The entries below need to be written out exactly, with no pictures included.

(Collected data)
....

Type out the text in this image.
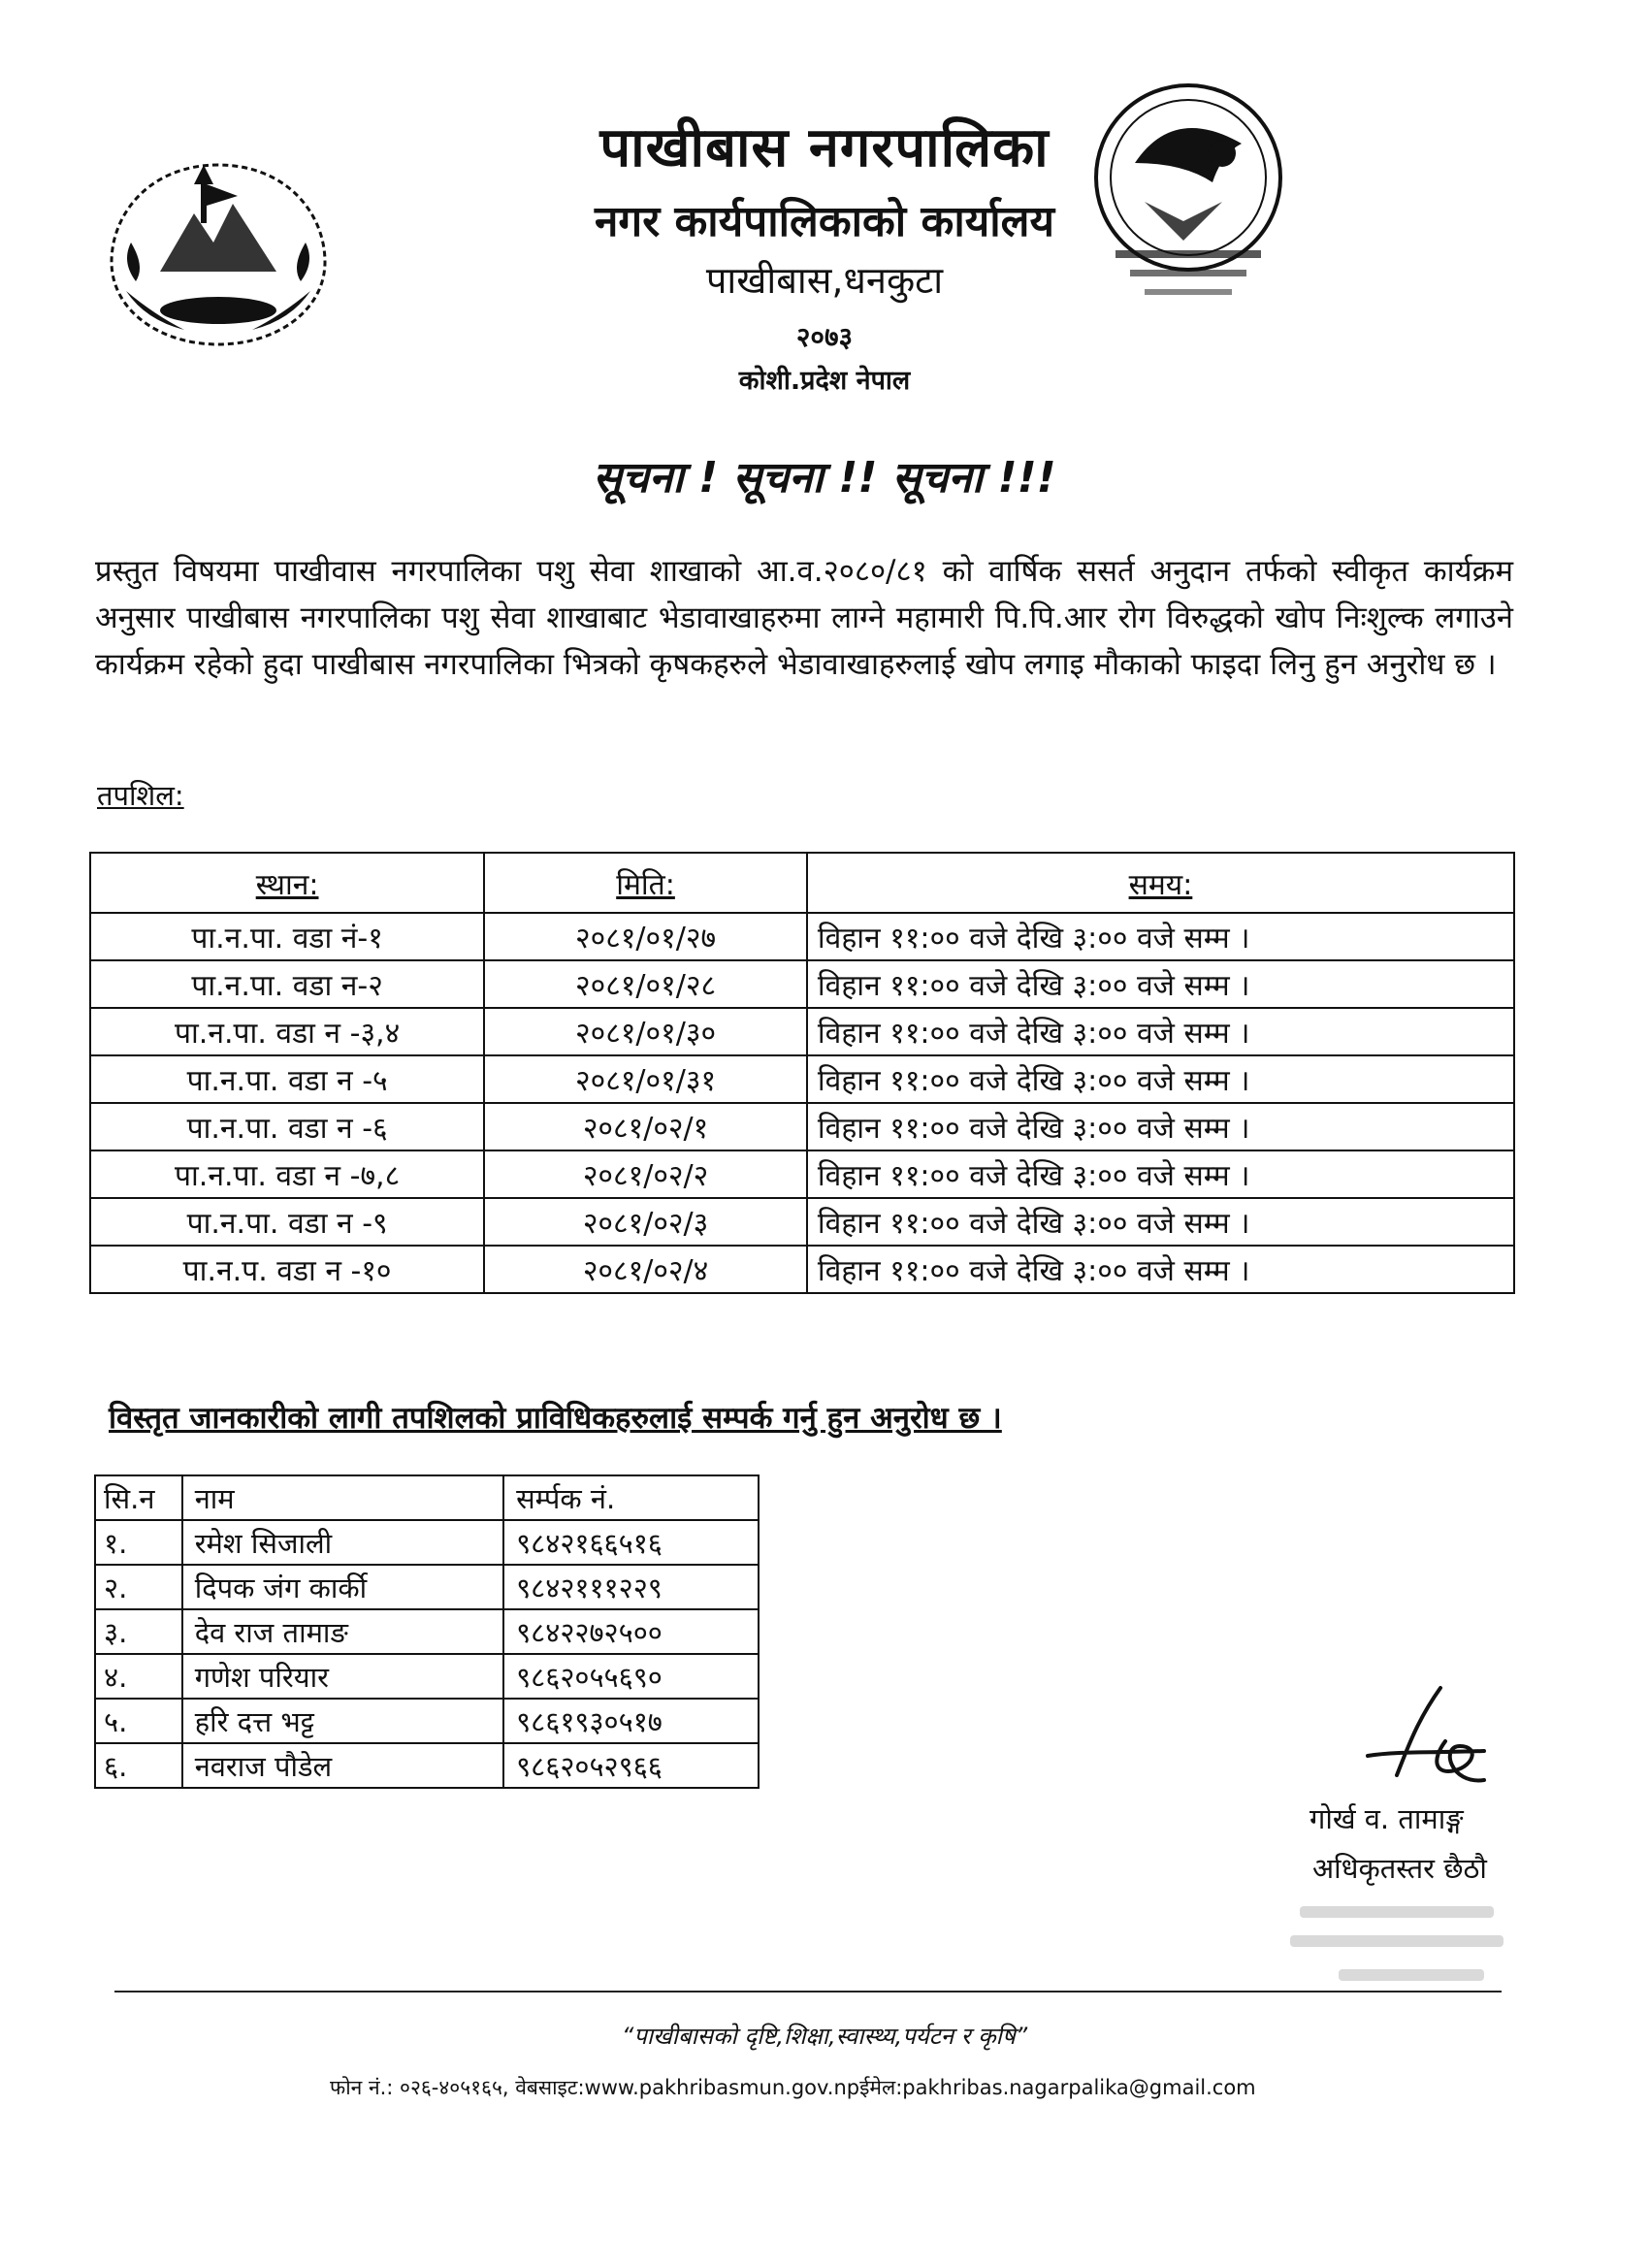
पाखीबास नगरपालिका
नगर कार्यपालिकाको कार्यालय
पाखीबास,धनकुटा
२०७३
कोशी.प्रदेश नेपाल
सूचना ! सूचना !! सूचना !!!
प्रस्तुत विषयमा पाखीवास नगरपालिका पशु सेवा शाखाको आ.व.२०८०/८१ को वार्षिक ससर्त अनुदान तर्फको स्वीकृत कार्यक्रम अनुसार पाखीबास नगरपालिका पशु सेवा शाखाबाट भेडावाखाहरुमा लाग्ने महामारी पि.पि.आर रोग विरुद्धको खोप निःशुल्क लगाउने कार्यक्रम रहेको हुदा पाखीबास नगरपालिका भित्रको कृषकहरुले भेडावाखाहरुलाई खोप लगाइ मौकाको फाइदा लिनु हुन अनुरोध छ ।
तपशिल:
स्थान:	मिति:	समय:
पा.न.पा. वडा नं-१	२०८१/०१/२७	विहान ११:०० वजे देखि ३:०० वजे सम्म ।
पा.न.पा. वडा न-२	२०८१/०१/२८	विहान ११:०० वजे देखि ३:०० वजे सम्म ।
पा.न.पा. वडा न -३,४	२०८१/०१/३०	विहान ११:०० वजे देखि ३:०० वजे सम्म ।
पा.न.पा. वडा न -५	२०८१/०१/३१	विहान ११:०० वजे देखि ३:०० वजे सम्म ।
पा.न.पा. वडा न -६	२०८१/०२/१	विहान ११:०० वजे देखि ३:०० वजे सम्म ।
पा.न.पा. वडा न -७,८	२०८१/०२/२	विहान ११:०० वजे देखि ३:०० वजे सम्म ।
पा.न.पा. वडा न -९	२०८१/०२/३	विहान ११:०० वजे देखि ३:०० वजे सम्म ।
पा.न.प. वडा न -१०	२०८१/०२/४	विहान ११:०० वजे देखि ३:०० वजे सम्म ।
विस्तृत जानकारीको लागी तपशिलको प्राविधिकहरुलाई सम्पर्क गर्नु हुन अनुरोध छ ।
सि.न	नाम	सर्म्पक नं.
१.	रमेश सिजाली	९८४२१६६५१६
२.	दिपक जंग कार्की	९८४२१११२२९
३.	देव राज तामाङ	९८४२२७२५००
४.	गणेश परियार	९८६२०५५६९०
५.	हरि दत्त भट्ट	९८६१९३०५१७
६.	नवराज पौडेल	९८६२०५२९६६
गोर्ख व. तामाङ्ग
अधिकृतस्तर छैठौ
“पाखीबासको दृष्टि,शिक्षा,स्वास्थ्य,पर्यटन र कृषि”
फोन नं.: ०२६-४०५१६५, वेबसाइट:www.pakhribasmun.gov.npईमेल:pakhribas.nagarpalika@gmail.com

....

* [The response]
Type out the text in this image.
पाखीबास नगरपालिका
नगर कार्यपालिकाको कार्यालय
पाखीबास,धनकुटा
२०७३
कोशी.प्रदेश नेपाल
सूचना ! सूचना !! सूचना !!!
प्रस्तुत विषयमा पाखीवास नगरपालिका पशु सेवा शाखाको आ.व.२०८०/८१ को वार्षिक ससर्त अनुदान तर्फको स्वीकृत कार्यक्रम अनुसार पाखीबास नगरपालिका पशु सेवा शाखाबाट भेडावाखाहरुमा लाग्ने महामारी पि.पि.आर रोग विरुद्धको खोप निःशुल्क लगाउने कार्यक्रम रहेको हुदा पाखीबास नगरपालिका भित्रको कृषकहरुले भेडावाखाहरुलाई खोप लगाइ मौकाको फाइदा लिनु हुन अनुरोध छ ।
तपशिल:
स्थान:	मिति:	समय:
पा.न.पा. वडा नं-१	२०८१/०१/२७	विहान ११:०० वजे देखि ३:०० वजे सम्म ।
पा.न.पा. वडा न-२	२०८१/०१/२८	विहान ११:०० वजे देखि ३:०० वजे सम्म ।
पा.न.पा. वडा न -३,४	२०८१/०१/३०	विहान ११:०० वजे देखि ३:०० वजे सम्म ।
पा.न.पा. वडा न -५	२०८१/०१/३१	विहान ११:०० वजे देखि ३:०० वजे सम्म ।
पा.न.पा. वडा न -६	२०८१/०२/१	विहान ११:०० वजे देखि ३:०० वजे सम्म ।
पा.न.पा. वडा न -७,८	२०८१/०२/२	विहान ११:०० वजे देखि ३:०० वजे सम्म ।
पा.न.पा. वडा न -९	२०८१/०२/३	विहान ११:०० वजे देखि ३:०० वजे सम्म ।
पा.न.प. वडा न -१०	२०८१/०२/४	विहान ११:०० वजे देखि ३:०० वजे सम्म ।
विस्तृत जानकारीको लागी तपशिलको प्राविधिकहरुलाई सम्पर्क गर्नु हुन अनुरोध छ ।
सि.न	नाम	सर्म्पक नं.
१.	रमेश सिजाली	९८४२१६६५१६
२.	दिपक जंग कार्की	९८४२१११२२९
३.	देव राज तामाङ	९८४२२७२५००
४.	गणेश परियार	९८६२०५५६९०
५.	हरि दत्त भट्ट	९८६१९३०५१७
६.	नवराज पौडेल	९८६२०५२९६६
गोर्ख व. तामाङ्ग
अधिकृतस्तर छैठौ
“पाखीबासको दृष्टि,शिक्षा,स्वास्थ्य,पर्यटन र कृषि”
फोन नं.: ०२६-४०५१६५, वेबसाइट:www.pakhribasmun.gov.npईमेल:pakhribas.nagarpalika@gmail.com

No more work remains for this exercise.